▶ Set exercise
Select every line holding the word "name" and copy it.

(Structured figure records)
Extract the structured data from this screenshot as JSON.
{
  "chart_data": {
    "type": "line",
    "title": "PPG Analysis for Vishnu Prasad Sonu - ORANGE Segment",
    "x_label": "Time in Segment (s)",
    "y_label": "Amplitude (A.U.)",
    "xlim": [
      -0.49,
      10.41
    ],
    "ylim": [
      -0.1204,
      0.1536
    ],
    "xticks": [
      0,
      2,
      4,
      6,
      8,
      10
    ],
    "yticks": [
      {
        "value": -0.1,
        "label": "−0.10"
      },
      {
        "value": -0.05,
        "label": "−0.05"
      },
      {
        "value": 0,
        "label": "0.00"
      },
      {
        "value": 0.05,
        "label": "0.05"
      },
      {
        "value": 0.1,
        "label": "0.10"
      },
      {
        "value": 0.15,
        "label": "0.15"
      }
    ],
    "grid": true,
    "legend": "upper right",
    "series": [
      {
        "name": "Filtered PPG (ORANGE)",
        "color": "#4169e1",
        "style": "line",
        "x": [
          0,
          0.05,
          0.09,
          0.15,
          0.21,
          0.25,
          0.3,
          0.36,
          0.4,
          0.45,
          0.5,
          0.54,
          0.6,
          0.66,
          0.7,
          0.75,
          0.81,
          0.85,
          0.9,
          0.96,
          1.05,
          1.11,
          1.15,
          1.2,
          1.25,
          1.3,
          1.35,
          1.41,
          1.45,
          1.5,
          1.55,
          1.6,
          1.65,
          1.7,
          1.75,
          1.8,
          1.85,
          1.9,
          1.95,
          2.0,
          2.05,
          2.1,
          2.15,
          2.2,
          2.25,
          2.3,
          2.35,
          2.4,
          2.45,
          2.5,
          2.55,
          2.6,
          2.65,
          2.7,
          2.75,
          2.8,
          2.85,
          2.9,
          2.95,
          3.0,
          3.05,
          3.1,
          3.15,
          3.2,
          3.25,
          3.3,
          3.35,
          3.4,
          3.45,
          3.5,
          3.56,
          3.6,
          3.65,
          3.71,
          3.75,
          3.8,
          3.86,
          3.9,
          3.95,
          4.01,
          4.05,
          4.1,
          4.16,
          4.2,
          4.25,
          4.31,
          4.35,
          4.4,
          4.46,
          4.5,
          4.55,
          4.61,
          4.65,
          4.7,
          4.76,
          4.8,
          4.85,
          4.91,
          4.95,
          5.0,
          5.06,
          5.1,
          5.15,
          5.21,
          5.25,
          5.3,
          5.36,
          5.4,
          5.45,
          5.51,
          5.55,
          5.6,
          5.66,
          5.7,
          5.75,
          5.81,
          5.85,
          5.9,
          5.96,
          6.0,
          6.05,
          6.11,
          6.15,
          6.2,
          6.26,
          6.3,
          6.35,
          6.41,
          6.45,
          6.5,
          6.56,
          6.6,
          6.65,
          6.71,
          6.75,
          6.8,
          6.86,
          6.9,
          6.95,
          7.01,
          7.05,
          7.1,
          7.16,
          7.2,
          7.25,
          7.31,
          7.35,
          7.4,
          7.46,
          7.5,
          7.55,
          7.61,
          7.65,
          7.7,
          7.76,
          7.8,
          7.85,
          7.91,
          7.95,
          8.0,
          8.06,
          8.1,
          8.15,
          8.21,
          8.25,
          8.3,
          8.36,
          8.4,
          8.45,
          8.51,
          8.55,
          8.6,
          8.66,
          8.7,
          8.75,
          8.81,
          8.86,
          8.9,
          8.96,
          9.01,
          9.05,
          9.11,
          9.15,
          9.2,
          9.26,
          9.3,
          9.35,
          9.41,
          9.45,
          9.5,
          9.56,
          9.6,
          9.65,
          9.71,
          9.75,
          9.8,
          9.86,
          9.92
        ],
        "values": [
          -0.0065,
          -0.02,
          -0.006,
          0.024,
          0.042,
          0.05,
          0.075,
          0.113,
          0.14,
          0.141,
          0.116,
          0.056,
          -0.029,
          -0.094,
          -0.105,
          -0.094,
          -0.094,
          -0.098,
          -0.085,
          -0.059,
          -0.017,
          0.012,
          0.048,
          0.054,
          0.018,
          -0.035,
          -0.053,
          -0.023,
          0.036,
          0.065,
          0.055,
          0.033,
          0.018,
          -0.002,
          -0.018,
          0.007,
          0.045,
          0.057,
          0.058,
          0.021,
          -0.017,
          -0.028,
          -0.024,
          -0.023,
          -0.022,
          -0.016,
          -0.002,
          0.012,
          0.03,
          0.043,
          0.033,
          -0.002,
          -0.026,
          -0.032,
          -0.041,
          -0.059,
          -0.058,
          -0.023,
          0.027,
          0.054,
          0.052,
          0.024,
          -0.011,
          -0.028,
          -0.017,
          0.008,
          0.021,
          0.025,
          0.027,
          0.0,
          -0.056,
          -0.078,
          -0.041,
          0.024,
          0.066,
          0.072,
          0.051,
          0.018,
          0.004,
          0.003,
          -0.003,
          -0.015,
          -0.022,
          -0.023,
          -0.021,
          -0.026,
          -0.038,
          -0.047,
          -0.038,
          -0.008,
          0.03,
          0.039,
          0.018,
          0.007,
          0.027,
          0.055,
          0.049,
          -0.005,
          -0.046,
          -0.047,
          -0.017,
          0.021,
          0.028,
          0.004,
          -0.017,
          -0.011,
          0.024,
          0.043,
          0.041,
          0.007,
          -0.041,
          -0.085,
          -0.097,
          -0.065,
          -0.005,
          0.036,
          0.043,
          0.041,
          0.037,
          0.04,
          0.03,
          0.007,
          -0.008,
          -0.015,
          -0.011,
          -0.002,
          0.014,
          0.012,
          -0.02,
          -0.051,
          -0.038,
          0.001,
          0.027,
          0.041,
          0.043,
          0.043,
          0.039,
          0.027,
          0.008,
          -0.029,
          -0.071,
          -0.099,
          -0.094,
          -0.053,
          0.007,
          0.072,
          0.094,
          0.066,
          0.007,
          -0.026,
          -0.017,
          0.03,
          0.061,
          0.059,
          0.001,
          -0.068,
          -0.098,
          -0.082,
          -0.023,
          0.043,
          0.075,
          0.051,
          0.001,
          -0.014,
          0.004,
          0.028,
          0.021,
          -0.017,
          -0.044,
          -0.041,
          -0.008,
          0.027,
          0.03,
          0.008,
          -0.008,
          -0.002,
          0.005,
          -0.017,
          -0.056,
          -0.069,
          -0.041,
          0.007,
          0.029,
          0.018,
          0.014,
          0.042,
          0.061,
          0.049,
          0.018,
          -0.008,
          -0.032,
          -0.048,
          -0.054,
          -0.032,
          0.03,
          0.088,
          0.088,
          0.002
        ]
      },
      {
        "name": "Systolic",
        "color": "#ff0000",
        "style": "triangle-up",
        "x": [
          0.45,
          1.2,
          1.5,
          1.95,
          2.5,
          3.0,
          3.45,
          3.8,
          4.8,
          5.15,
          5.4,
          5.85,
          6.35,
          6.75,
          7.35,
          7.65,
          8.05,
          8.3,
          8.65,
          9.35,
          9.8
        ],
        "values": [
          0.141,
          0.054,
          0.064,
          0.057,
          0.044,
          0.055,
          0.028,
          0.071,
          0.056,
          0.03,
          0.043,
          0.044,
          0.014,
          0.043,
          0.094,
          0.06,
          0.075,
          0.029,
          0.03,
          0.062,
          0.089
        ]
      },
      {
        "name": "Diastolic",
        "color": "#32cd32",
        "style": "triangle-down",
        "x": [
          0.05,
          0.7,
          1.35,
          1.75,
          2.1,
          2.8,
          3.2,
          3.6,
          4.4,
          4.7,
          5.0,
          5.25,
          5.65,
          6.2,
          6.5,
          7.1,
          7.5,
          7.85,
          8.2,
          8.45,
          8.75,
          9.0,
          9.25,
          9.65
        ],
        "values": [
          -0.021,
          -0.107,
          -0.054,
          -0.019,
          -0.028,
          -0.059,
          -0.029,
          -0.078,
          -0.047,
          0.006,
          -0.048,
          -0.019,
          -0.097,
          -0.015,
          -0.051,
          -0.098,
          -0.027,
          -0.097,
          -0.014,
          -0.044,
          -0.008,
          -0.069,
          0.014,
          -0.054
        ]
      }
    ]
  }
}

▶ Task answer
        "name": "Filtered PPG (ORANGE)",
        "name": "Systolic",
        "name": "Diastolic",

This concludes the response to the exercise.